* **Given request**
List all the lines in these records that hold "title".

══ Supplied material ══

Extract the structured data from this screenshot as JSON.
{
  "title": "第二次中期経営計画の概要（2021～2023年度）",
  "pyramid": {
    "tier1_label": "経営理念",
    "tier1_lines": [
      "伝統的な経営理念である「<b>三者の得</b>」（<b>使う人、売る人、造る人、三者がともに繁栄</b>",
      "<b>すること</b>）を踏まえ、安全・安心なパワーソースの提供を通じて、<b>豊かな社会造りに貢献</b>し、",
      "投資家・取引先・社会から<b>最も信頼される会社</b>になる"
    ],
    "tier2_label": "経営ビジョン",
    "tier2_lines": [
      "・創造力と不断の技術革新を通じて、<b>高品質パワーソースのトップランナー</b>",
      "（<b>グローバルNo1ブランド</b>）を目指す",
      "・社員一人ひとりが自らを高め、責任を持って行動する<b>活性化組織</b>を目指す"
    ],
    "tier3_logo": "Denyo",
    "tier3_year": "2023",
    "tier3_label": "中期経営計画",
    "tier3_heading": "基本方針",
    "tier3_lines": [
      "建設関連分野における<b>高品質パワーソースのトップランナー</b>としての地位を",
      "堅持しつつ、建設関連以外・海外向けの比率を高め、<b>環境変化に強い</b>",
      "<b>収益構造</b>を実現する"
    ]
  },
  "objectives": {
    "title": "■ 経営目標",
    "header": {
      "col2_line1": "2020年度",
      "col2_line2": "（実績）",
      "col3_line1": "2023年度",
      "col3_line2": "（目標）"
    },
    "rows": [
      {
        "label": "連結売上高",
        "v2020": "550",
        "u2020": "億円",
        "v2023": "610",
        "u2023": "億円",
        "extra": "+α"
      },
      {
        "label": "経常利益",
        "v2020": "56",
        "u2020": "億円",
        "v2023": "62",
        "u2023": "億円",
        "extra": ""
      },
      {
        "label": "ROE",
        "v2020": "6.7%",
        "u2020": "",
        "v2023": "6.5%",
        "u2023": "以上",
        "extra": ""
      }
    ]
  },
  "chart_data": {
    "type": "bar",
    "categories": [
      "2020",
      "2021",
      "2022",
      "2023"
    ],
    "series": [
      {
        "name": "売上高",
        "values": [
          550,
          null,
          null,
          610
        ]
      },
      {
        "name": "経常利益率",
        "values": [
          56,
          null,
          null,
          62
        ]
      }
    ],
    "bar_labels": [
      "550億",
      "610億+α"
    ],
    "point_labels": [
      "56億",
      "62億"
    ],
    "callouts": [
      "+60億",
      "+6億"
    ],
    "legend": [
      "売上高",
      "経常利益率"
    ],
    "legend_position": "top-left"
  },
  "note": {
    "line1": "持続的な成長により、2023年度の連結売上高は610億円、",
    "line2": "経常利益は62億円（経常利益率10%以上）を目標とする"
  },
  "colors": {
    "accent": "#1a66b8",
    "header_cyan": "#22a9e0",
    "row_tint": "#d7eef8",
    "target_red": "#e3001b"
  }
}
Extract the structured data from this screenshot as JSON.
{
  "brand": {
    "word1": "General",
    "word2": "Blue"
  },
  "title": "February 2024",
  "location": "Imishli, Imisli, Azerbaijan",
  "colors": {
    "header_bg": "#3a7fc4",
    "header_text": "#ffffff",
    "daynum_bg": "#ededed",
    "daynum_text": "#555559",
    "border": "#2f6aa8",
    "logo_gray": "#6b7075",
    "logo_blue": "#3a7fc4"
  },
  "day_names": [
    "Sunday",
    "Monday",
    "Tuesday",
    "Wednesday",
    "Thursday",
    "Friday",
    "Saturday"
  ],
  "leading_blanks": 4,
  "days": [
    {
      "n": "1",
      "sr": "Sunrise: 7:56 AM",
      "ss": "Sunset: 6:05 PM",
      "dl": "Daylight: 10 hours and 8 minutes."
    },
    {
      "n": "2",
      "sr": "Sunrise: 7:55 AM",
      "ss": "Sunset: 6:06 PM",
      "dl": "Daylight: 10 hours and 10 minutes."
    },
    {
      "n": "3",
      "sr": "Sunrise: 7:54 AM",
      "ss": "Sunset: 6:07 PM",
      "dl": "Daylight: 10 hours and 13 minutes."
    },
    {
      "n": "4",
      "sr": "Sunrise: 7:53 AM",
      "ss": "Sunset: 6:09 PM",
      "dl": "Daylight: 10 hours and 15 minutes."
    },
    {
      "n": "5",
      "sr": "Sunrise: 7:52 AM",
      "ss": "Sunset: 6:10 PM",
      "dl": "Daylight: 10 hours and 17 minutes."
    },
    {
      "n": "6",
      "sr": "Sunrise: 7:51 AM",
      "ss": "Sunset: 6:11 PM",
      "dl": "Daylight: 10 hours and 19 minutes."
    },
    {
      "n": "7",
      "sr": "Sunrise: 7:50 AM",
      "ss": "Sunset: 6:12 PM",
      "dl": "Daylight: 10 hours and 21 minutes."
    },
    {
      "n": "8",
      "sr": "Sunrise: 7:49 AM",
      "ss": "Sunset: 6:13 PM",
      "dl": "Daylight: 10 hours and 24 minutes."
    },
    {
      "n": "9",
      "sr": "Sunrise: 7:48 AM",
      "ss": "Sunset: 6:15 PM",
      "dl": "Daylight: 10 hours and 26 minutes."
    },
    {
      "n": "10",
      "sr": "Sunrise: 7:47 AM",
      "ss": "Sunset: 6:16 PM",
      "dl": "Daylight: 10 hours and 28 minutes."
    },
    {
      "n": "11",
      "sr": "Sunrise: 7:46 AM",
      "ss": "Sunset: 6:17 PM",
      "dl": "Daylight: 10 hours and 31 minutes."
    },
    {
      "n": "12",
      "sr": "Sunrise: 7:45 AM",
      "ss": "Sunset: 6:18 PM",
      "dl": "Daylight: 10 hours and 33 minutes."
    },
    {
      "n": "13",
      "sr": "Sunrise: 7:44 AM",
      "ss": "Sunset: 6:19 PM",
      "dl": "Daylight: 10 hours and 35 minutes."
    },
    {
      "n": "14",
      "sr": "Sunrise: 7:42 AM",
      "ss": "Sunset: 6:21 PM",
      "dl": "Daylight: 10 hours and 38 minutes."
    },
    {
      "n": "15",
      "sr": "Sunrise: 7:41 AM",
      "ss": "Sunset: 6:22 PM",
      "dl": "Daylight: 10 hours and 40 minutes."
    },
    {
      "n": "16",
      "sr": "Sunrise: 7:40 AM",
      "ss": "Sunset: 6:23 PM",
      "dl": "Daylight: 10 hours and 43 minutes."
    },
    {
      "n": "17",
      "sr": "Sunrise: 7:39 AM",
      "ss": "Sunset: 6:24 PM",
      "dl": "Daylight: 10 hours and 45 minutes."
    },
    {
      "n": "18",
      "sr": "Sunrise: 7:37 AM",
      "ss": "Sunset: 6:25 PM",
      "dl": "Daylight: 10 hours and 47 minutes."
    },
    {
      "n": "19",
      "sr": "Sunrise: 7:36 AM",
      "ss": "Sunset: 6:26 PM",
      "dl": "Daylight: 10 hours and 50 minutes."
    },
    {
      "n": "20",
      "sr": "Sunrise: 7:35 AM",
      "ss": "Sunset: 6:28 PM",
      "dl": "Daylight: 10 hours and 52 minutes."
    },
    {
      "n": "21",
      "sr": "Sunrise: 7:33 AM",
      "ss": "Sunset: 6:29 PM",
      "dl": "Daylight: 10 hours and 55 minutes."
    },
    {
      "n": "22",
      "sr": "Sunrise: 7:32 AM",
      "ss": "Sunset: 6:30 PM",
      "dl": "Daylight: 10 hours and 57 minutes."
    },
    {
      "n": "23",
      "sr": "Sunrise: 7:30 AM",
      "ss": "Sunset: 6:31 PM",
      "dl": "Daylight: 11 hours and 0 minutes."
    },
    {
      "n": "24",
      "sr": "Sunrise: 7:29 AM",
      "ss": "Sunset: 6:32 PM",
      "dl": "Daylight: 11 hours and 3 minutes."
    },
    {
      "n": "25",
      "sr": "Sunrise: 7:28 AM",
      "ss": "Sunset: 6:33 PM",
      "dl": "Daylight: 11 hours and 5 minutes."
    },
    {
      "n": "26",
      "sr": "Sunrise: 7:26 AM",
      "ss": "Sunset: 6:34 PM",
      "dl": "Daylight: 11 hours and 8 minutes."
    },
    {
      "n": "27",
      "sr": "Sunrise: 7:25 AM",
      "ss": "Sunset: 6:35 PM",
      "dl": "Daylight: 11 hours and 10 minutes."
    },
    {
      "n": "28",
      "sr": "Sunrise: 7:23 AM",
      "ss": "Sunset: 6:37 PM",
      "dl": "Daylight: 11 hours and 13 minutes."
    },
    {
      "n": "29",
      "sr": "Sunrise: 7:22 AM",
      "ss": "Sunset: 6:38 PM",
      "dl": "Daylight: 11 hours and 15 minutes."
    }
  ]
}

═══

* **Task answer**
  "title": "第二次中期経営計画の概要（2021～2023年度）",
    "title": "■ 経営目標",
  "title": "February 2024",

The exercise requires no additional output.